Task brief:
Copy every line of the following data that includes the string "Multiply".

Source data:
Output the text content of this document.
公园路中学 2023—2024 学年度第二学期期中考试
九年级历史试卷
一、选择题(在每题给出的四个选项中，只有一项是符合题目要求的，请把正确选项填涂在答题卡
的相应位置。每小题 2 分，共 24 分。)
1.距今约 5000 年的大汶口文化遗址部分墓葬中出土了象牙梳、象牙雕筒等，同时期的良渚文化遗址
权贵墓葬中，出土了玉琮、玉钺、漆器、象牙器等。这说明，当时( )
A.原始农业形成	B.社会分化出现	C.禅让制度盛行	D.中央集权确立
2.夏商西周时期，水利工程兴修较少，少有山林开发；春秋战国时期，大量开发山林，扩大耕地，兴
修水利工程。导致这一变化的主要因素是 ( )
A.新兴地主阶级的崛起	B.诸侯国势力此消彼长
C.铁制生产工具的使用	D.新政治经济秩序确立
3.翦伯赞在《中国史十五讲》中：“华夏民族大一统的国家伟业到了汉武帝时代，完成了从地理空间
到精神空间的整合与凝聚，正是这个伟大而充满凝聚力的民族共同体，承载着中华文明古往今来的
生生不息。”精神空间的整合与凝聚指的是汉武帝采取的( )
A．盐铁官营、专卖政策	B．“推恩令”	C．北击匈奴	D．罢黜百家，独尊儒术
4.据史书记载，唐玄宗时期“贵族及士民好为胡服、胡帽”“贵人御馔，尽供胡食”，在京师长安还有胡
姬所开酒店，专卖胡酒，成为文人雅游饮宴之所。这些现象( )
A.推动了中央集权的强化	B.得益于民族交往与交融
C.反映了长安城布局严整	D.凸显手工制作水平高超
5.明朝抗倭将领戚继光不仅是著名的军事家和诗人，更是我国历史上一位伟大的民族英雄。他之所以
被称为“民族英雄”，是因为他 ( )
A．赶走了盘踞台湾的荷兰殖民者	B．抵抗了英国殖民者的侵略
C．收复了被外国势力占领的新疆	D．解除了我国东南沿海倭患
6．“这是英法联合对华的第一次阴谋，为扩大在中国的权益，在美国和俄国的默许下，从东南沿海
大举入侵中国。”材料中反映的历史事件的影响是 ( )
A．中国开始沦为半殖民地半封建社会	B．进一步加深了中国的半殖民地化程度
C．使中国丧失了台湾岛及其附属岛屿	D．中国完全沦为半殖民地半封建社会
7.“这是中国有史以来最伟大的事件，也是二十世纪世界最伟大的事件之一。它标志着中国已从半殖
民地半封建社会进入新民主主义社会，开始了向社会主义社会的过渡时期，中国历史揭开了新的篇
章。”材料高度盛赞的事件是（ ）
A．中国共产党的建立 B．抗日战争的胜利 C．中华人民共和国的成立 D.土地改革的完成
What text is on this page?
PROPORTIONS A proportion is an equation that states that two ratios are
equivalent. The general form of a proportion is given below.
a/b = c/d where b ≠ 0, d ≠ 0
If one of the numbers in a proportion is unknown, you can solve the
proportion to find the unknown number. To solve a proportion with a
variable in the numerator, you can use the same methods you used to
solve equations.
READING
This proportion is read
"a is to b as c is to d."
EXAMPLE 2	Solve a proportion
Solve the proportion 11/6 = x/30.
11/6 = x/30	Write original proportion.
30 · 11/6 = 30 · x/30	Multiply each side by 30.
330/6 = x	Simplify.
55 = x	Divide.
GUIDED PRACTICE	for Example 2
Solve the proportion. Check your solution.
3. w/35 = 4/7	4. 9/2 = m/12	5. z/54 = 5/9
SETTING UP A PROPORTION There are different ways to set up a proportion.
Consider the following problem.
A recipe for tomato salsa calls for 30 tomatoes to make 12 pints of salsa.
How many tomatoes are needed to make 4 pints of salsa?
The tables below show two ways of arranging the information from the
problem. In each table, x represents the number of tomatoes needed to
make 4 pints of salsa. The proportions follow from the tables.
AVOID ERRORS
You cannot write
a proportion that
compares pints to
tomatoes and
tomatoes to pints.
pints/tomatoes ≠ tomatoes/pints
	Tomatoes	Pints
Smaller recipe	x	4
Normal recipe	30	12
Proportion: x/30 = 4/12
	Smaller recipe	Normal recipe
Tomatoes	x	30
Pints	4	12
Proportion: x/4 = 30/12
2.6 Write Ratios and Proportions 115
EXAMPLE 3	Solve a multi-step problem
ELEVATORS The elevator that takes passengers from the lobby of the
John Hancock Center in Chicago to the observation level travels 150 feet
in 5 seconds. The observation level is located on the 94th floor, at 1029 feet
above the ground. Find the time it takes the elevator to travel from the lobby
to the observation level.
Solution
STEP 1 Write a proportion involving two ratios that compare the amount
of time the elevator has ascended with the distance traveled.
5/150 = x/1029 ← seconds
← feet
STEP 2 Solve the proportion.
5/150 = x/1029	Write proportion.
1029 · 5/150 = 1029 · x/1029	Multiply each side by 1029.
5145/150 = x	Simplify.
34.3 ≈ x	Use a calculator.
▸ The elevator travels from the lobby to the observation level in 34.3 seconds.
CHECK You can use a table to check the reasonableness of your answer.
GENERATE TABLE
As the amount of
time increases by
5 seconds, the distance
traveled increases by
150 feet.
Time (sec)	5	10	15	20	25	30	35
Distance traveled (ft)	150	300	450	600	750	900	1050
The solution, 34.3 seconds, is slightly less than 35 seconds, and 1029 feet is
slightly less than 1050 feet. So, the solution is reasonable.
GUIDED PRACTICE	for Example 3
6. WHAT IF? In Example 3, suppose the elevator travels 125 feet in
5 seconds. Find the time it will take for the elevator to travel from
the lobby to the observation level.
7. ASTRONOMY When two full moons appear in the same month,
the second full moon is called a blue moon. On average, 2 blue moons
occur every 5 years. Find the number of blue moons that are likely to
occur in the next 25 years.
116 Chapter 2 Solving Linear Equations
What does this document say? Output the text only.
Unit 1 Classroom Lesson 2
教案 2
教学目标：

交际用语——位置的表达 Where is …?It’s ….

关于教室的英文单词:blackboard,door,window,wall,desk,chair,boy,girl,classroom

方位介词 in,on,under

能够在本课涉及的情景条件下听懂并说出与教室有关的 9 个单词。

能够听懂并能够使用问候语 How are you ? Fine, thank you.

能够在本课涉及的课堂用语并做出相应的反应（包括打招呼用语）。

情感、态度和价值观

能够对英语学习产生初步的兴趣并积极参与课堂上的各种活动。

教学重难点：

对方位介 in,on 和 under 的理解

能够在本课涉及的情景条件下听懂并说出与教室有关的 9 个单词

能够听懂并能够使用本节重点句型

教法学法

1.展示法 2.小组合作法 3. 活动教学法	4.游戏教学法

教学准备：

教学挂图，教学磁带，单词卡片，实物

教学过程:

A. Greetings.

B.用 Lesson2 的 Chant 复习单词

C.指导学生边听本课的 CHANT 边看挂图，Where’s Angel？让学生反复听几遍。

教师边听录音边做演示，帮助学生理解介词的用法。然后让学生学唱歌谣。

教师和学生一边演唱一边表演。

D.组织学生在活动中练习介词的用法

Response below:
30 · 11/6 = 30 · x/30	Multiply each side by 30.
1029 · 5/150 = 1029 · x/1029	Multiply each side by 1029.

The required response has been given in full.